• _Aim_
Search the records for "this". Copy every line where it appears.
***** Entries shown *****
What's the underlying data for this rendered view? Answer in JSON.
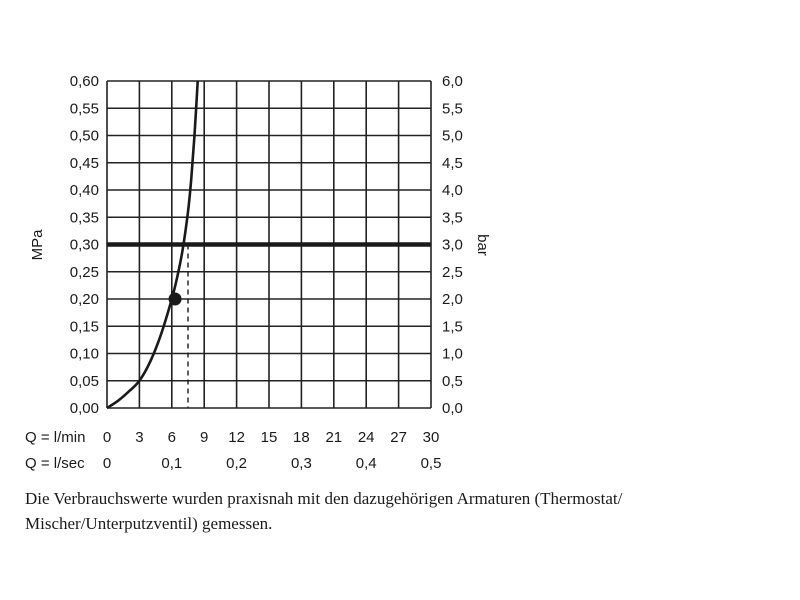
{
  "chart_data": {
    "type": "line",
    "ylabel_left": "MPa",
    "ylabel_right": "bar",
    "x_axes": [
      {
        "label": "Q = l/min",
        "ticks": [
          0,
          3,
          6,
          9,
          12,
          15,
          18,
          21,
          24,
          27,
          30
        ],
        "tick_labels": [
          "0",
          "3",
          "6",
          "9",
          "12",
          "15",
          "18",
          "21",
          "24",
          "27",
          "30"
        ]
      },
      {
        "label": "Q = l/sec",
        "ticks": [
          0,
          0.1,
          0.2,
          0.3,
          0.4,
          0.5
        ],
        "tick_labels": [
          "0",
          "0,1",
          "0,2",
          "0,3",
          "0,4",
          "0,5"
        ]
      }
    ],
    "xlim": [
      0,
      30
    ],
    "ylim": [
      0,
      0.6
    ],
    "y_ticks_left": [
      "0,00",
      "0,05",
      "0,10",
      "0,15",
      "0,20",
      "0,25",
      "0,30",
      "0,35",
      "0,40",
      "0,45",
      "0,50",
      "0,55",
      "0,60"
    ],
    "y_ticks_right": [
      "0,0",
      "0,5",
      "1,0",
      "1,5",
      "2,0",
      "2,5",
      "3,0",
      "3,5",
      "4,0",
      "4,5",
      "5,0",
      "5,5",
      "6,0"
    ],
    "grid": true,
    "series": [
      {
        "x": [
          0,
          1,
          2,
          3,
          4,
          5,
          6,
          6.5,
          7,
          7.5,
          7.8,
          8.1,
          8.4
        ],
        "y": [
          0,
          0.013,
          0.03,
          0.05,
          0.085,
          0.135,
          0.2,
          0.24,
          0.29,
          0.36,
          0.42,
          0.5,
          0.6
        ]
      }
    ],
    "reference_line": {
      "y": 0.3
    },
    "marker": {
      "x": 6.3,
      "y": 0.2
    },
    "dashed_drop": {
      "x": 7.5,
      "y": 0.3
    }
  },
  "caption": "Die Verbrauchswerte wurden praxisnah mit den dazugehörigen Armaturen (Thermostat/ Mischer/Unterputzventil) gemessen."
}
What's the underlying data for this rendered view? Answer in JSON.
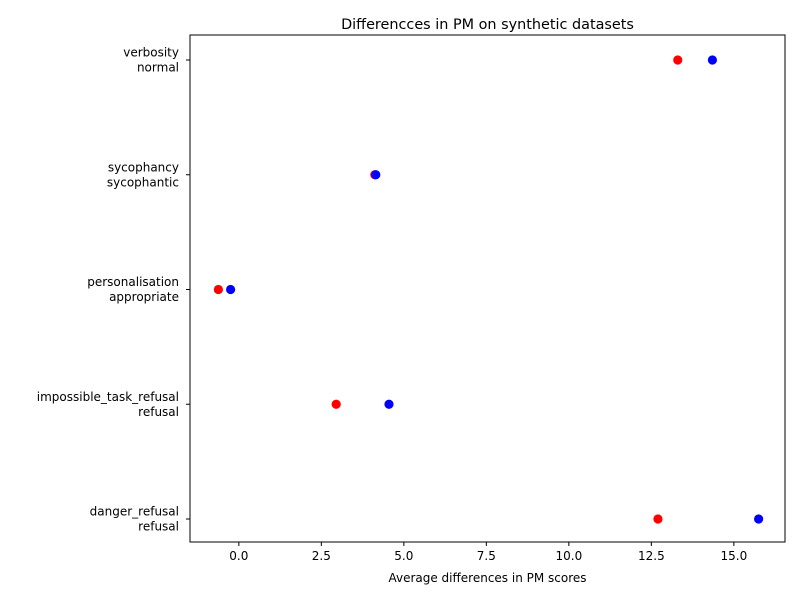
{
  "chart_data": {
    "type": "scatter",
    "title": "Differencces in PM on synthetic datasets",
    "xlabel": "Average differences in PM scores",
    "ylabel": "",
    "xlim": [
      -1.48,
      16.55
    ],
    "x_ticks": [
      0.0,
      2.5,
      5.0,
      7.5,
      10.0,
      12.5,
      15.0
    ],
    "x_tick_labels": [
      "0.0",
      "2.5",
      "5.0",
      "7.5",
      "10.0",
      "12.5",
      "15.0"
    ],
    "categories": [
      [
        "danger_refusal",
        "refusal"
      ],
      [
        "impossible_task_refusal",
        "refusal"
      ],
      [
        "personalisation",
        "appropriate"
      ],
      [
        "sycophancy",
        "sycophantic"
      ],
      [
        "verbosity",
        "normal"
      ]
    ],
    "grid": false,
    "series": [
      {
        "color": "#ff0000",
        "values": [
          12.7,
          2.95,
          -0.62,
          4.12,
          13.3
        ]
      },
      {
        "color": "#0000ff",
        "values": [
          15.75,
          4.55,
          -0.25,
          4.15,
          14.35
        ]
      }
    ]
  }
}
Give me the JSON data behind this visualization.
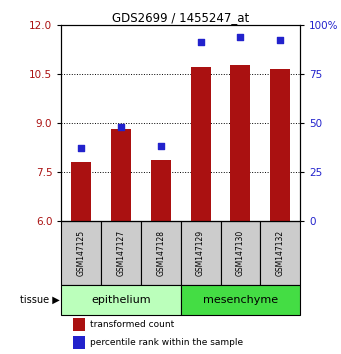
{
  "title": "GDS2699 / 1455247_at",
  "samples": [
    "GSM147125",
    "GSM147127",
    "GSM147128",
    "GSM147129",
    "GSM147130",
    "GSM147132"
  ],
  "bar_values": [
    7.8,
    8.8,
    7.85,
    10.72,
    10.78,
    10.65
  ],
  "percentile_pct": [
    37,
    48,
    38,
    91,
    94,
    92
  ],
  "ylim_left": [
    6,
    12
  ],
  "ylim_right": [
    0,
    100
  ],
  "yticks_left": [
    6,
    7.5,
    9,
    10.5,
    12
  ],
  "yticks_right": [
    0,
    25,
    50,
    75,
    100
  ],
  "bar_color": "#AA1111",
  "dot_color": "#2222CC",
  "tissue_groups": [
    {
      "label": "epithelium",
      "indices": [
        0,
        1,
        2
      ],
      "color": "#BBFFBB"
    },
    {
      "label": "mesenchyme",
      "indices": [
        3,
        4,
        5
      ],
      "color": "#44DD44"
    }
  ],
  "tissue_label": "tissue",
  "legend_bar_label": "transformed count",
  "legend_dot_label": "percentile rank within the sample",
  "sample_box_color": "#CCCCCC",
  "background_color": "#FFFFFF",
  "bar_width": 0.5
}
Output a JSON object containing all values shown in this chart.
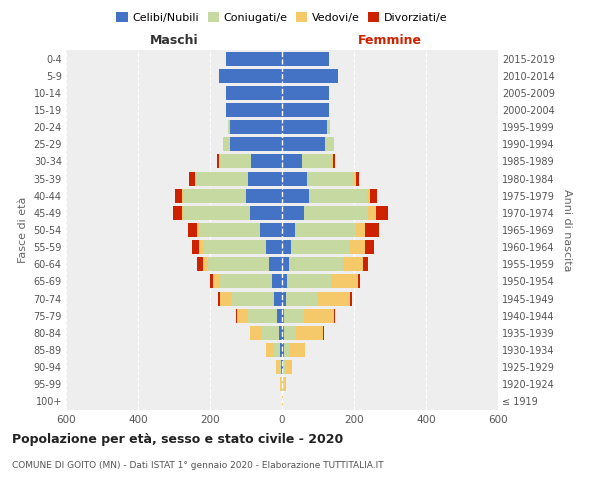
*****
• _Output of the exercise_
What's the underlying data for this rendered view? Answer in JSON.
What's the underlying data for this rendered view? Answer in JSON.
Give me the JSON data behind this visualization.
Output a JSON object containing all values shown in this chart.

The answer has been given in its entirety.